DATA FOR THIS TASK:
++++++
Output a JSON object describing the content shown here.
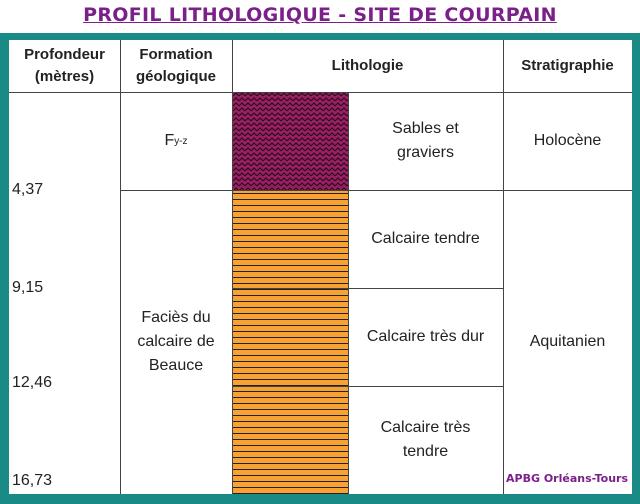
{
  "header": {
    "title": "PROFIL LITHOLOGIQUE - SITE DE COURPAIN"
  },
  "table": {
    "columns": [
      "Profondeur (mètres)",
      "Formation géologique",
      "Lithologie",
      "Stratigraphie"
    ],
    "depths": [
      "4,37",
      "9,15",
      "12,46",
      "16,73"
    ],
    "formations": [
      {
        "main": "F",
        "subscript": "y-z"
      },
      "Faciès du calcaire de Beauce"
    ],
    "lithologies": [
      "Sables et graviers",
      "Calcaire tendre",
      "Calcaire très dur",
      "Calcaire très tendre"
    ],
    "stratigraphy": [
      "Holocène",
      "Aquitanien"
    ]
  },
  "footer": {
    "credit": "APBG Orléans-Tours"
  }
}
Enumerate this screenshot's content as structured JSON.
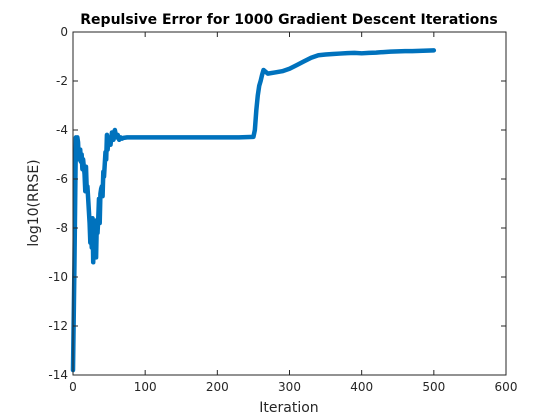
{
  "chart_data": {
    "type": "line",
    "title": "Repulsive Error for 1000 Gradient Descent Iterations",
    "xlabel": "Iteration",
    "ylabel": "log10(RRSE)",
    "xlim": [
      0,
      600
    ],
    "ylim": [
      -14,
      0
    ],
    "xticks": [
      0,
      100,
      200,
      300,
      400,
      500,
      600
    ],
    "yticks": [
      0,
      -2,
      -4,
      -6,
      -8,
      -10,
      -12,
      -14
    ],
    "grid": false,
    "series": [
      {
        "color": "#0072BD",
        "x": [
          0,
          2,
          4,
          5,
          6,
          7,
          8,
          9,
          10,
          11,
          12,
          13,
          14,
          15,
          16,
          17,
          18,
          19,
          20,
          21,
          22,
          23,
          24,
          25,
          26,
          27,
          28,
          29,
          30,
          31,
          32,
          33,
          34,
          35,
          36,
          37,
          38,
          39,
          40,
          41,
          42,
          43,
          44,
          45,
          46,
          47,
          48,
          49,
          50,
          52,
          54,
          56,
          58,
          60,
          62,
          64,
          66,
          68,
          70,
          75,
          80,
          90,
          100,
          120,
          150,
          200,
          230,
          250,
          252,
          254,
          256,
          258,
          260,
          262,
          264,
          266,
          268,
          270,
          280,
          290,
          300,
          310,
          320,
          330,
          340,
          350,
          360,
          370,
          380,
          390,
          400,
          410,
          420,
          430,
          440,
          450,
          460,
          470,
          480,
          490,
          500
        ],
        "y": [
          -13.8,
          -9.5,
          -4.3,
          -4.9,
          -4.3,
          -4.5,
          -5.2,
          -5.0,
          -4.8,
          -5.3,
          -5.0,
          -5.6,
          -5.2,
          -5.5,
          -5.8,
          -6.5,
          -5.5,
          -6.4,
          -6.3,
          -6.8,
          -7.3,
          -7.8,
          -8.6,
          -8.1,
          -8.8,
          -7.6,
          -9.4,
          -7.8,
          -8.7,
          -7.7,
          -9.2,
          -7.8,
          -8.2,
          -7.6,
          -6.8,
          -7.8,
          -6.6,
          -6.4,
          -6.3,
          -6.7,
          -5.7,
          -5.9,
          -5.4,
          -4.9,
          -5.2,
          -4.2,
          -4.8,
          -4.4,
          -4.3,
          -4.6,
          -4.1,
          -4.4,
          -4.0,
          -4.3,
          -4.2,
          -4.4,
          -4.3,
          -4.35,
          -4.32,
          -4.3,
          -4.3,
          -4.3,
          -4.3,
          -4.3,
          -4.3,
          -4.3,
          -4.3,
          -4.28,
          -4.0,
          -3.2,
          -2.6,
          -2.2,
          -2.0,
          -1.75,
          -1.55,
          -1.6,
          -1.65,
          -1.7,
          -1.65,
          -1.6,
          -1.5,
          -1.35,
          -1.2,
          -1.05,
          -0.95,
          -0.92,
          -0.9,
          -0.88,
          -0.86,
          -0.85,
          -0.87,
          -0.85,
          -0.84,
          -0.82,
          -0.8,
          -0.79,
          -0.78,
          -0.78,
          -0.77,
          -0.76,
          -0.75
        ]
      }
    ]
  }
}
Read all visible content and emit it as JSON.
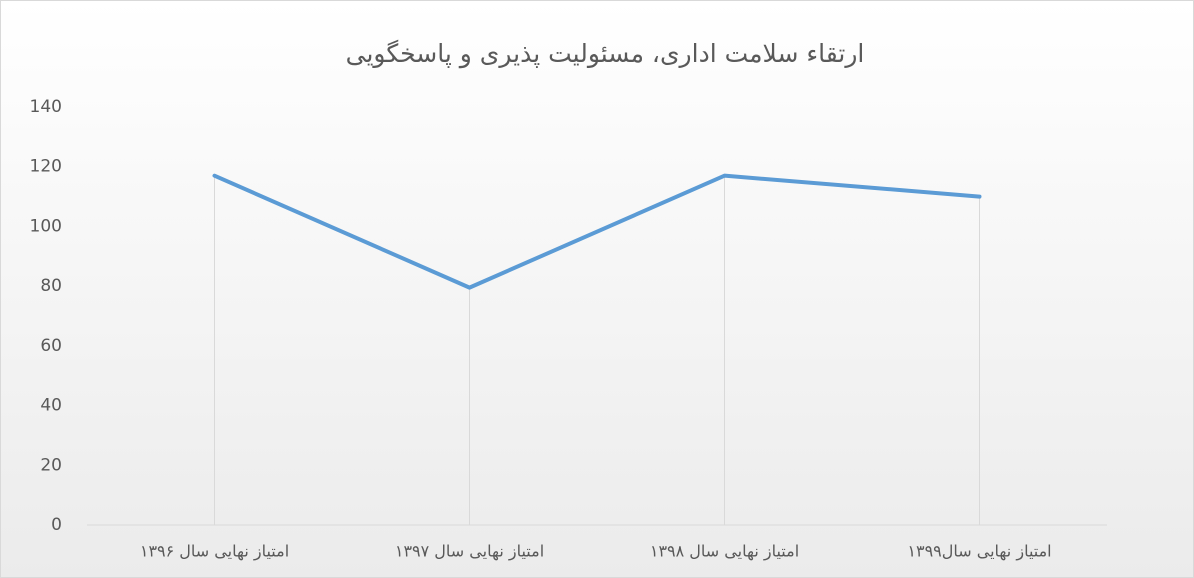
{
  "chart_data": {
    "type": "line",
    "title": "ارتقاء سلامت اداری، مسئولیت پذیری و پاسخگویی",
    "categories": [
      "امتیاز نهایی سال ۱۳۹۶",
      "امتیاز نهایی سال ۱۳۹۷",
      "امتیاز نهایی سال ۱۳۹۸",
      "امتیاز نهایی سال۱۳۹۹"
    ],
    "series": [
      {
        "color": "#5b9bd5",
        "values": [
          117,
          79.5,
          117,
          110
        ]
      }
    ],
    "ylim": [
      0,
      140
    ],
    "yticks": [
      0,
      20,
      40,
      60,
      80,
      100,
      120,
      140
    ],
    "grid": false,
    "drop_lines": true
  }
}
++++++
PROBLEM DESCRIPTION: Reproduce the records verbatim, omitting all images they contain.

THE OUTPUT:
Output a JSON object describing the content shown here.
{
  "header": {
    "title": "PROFIL LITHOLOGIQUE - SITE DE COURPAIN"
  },
  "table": {
    "columns": [
      "Profondeur (mètres)",
      "Formation géologique",
      "Lithologie",
      "Stratigraphie"
    ],
    "depths": [
      "4,37",
      "9,15",
      "12,46",
      "16,73"
    ],
    "formations": [
      {
        "main": "F",
        "subscript": "y-z"
      },
      "Faciès du calcaire de Beauce"
    ],
    "lithologies": [
      "Sables et graviers",
      "Calcaire tendre",
      "Calcaire très dur",
      "Calcaire très tendre"
    ],
    "stratigraphy": [
      "Holocène",
      "Aquitanien"
    ]
  },
  "footer": {
    "credit": "APBG Orléans-Tours"
  }
}
Enumerate this screenshot's content as structured JSON.
{
  "chart_data": {
    "type": "line",
    "title": "Repulsive Error for 1000 Gradient Descent Iterations",
    "xlabel": "Iteration",
    "ylabel": "log10(RRSE)",
    "xlim": [
      0,
      600
    ],
    "ylim": [
      -14,
      0
    ],
    "xticks": [
      0,
      100,
      200,
      300,
      400,
      500,
      600
    ],
    "yticks": [
      0,
      -2,
      -4,
      -6,
      -8,
      -10,
      -12,
      -14
    ],
    "grid": false,
    "series": [
      {
        "color": "#0072BD",
        "x": [
          0,
          2,
          4,
          5,
          6,
          7,
          8,
          9,
          10,
          11,
          12,
          13,
          14,
          15,
          16,
          17,
          18,
          19,
          20,
          21,
          22,
          23,
          24,
          25,
          26,
          27,
          28,
          29,
          30,
          31,
          32,
          33,
          34,
          35,
          36,
          37,
          38,
          39,
          40,
          41,
          42,
          43,
          44,
          45,
          46,
          47,
          48,
          49,
          50,
          52,
          54,
          56,
          58,
          60,
          62,
          64,
          66,
          68,
          70,
          75,
          80,
          90,
          100,
          120,
          150,
          200,
          230,
          250,
          252,
          254,
          256,
          258,
          260,
          262,
          264,
          266,
          268,
          270,
          280,
          290,
          300,
          310,
          320,
          330,
          340,
          350,
          360,
          370,
          380,
          390,
          400,
          410,
          420,
          430,
          440,
          450,
          460,
          470,
          480,
          490,
          500
        ],
        "y": [
          -13.8,
          -9.5,
          -4.3,
          -4.9,
          -4.3,
          -4.5,
          -5.2,
          -5.0,
          -4.8,
          -5.3,
          -5.0,
          -5.6,
          -5.2,
          -5.5,
          -5.8,
          -6.5,
          -5.5,
          -6.4,
          -6.3,
          -6.8,
          -7.3,
          -7.8,
          -8.6,
          -8.1,
          -8.8,
          -7.6,
          -9.4,
          -7.8,
          -8.7,
          -7.7,
          -9.2,
          -7.8,
          -8.2,
          -7.6,
          -6.8,
          -7.8,
          -6.6,
          -6.4,
          -6.3,
          -6.7,
          -5.7,
          -5.9,
          -5.4,
          -4.9,
          -5.2,
          -4.2,
          -4.8,
          -4.4,
          -4.3,
          -4.6,
          -4.1,
          -4.4,
          -4.0,
          -4.3,
          -4.2,
          -4.4,
          -4.3,
          -4.35,
          -4.32,
          -4.3,
          -4.3,
          -4.3,
          -4.3,
          -4.3,
          -4.3,
          -4.3,
          -4.3,
          -4.28,
          -4.0,
          -3.2,
          -2.6,
          -2.2,
          -2.0,
          -1.75,
          -1.55,
          -1.6,
          -1.65,
          -1.7,
          -1.65,
          -1.6,
          -1.5,
          -1.35,
          -1.2,
          -1.05,
          -0.95,
          -0.92,
          -0.9,
          -0.88,
          -0.86,
          -0.85,
          -0.87,
          -0.85,
          -0.84,
          -0.82,
          -0.8,
          -0.79,
          -0.78,
          -0.78,
          -0.77,
          -0.76,
          -0.75
        ]
      }
    ]
  }
}
Read all visible content and emit it as JSON.
{
  "chart_data": {
    "type": "line",
    "title": "ارتقاء سلامت اداری، مسئولیت پذیری و پاسخگویی",
    "categories": [
      "امتیاز نهایی سال ۱۳۹۶",
      "امتیاز نهایی سال ۱۳۹۷",
      "امتیاز نهایی سال ۱۳۹۸",
      "امتیاز نهایی سال۱۳۹۹"
    ],
    "series": [
      {
        "color": "#5b9bd5",
        "values": [
          117,
          79.5,
          117,
          110
        ]
      }
    ],
    "ylim": [
      0,
      140
    ],
    "yticks": [
      0,
      20,
      40,
      60,
      80,
      100,
      120,
      140
    ],
    "grid": false,
    "drop_lines": true
  }
}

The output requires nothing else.